:: Information shown ::
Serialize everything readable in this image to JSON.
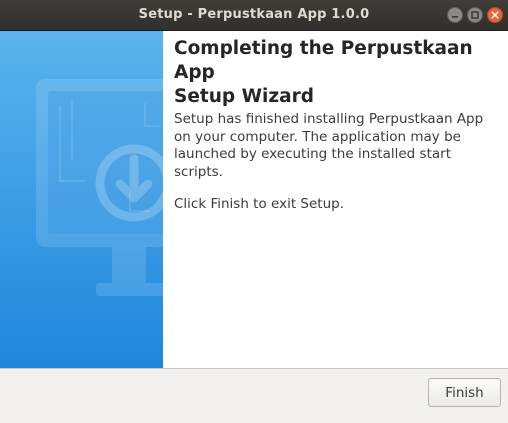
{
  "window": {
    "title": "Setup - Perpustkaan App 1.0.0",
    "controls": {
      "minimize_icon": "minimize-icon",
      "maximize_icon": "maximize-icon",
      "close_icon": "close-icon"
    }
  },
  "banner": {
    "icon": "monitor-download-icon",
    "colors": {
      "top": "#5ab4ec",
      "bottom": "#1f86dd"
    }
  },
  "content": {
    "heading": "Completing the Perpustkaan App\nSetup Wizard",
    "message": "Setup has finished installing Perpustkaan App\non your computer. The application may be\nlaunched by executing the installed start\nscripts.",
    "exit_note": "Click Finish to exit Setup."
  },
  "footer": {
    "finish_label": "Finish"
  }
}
* * *
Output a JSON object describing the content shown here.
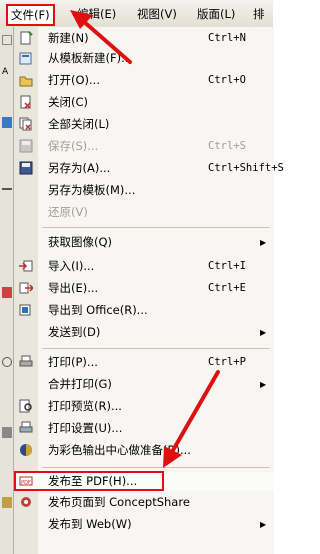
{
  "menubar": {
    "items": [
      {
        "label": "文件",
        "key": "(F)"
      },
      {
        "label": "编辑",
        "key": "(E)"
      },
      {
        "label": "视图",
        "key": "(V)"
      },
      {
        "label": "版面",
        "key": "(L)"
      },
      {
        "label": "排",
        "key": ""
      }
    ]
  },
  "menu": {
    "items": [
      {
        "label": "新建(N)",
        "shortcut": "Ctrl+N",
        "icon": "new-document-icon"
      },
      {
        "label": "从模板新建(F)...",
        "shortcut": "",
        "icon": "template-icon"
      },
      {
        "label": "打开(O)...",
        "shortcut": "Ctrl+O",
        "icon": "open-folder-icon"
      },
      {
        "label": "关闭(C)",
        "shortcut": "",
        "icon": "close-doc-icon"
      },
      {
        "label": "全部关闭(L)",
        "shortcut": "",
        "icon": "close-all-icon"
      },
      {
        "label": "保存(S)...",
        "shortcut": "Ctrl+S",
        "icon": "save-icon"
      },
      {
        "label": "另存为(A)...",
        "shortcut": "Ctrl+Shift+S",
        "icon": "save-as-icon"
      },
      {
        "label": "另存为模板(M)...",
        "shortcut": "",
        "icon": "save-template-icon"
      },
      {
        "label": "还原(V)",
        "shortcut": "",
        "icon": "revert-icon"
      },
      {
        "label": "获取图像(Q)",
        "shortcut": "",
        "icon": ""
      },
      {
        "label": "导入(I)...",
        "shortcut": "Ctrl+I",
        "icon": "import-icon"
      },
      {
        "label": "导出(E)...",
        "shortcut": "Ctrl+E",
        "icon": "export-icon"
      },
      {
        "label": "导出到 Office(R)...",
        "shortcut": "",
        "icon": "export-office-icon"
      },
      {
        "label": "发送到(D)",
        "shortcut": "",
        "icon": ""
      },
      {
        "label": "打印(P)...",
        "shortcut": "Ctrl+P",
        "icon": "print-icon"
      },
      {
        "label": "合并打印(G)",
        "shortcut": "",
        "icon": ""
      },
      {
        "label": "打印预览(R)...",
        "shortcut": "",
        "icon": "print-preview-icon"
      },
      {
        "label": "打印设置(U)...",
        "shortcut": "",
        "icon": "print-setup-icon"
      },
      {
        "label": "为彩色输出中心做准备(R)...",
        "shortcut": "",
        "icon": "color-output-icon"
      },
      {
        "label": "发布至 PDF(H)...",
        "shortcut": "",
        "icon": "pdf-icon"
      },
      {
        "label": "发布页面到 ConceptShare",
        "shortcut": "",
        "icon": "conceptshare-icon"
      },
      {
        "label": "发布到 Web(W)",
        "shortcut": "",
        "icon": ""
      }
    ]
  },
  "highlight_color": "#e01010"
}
* * *
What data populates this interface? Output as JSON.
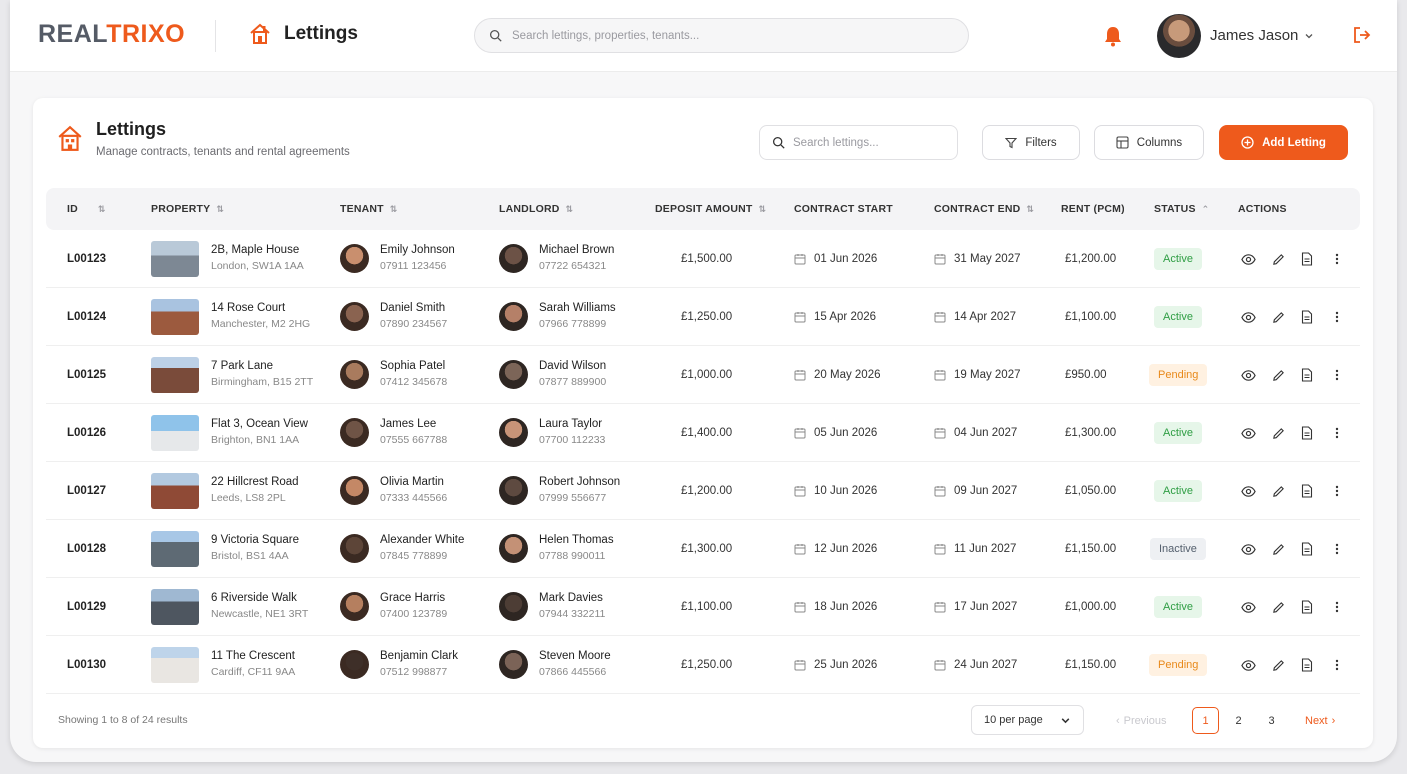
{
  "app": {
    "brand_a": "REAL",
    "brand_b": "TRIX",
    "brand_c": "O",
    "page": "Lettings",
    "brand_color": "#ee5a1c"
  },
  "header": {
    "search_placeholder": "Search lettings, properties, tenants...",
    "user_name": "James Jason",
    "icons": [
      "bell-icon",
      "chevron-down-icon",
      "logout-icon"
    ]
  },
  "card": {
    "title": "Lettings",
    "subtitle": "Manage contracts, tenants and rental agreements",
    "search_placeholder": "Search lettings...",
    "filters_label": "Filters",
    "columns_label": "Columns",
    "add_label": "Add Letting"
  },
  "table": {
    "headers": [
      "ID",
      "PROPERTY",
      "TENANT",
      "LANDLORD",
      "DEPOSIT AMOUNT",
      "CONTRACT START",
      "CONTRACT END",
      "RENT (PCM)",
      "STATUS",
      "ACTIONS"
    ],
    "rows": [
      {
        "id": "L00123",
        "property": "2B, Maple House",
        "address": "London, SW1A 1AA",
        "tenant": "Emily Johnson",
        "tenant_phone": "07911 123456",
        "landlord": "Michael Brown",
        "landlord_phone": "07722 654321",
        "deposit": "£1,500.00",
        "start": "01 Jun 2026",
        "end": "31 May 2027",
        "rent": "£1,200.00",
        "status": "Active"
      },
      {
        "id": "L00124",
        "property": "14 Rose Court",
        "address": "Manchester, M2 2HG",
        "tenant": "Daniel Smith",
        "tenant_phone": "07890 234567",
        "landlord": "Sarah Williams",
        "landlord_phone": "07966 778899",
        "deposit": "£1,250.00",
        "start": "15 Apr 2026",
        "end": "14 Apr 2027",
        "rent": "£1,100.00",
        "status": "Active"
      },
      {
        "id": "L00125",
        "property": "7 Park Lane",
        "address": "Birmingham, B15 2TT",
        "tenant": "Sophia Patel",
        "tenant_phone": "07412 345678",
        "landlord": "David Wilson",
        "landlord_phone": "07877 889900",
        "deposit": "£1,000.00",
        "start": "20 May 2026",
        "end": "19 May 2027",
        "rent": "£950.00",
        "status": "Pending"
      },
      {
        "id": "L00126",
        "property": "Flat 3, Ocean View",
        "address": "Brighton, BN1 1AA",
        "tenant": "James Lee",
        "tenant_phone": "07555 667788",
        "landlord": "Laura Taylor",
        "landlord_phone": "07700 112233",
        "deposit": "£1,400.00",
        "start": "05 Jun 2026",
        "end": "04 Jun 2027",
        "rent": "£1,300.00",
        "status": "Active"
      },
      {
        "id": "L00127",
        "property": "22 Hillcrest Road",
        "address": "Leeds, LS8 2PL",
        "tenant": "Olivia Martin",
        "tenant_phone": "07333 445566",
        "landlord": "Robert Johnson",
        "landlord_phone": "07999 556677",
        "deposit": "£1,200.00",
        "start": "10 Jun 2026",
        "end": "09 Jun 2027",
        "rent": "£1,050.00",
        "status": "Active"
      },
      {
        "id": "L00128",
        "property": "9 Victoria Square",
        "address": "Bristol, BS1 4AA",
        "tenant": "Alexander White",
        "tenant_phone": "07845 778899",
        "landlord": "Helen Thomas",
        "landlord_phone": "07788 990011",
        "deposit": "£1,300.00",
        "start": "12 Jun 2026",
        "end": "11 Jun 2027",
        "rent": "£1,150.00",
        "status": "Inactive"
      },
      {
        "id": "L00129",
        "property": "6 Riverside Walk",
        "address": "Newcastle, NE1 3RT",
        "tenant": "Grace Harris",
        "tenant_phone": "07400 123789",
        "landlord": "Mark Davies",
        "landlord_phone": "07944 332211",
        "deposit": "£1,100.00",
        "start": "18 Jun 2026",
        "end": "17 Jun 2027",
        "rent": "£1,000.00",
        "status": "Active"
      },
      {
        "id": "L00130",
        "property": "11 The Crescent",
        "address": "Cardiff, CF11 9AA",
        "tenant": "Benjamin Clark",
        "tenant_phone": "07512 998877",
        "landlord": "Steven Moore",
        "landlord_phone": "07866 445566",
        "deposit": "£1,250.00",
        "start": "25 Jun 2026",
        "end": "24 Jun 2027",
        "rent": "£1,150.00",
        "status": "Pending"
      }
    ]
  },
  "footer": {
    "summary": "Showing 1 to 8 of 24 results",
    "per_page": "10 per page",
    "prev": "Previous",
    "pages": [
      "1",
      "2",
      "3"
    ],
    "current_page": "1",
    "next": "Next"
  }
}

:: Aim of the exercise ::
Copy out each line that contains the word "content".

:: Full solution ::
  "content": {
Output a JSON object describing the content shown here.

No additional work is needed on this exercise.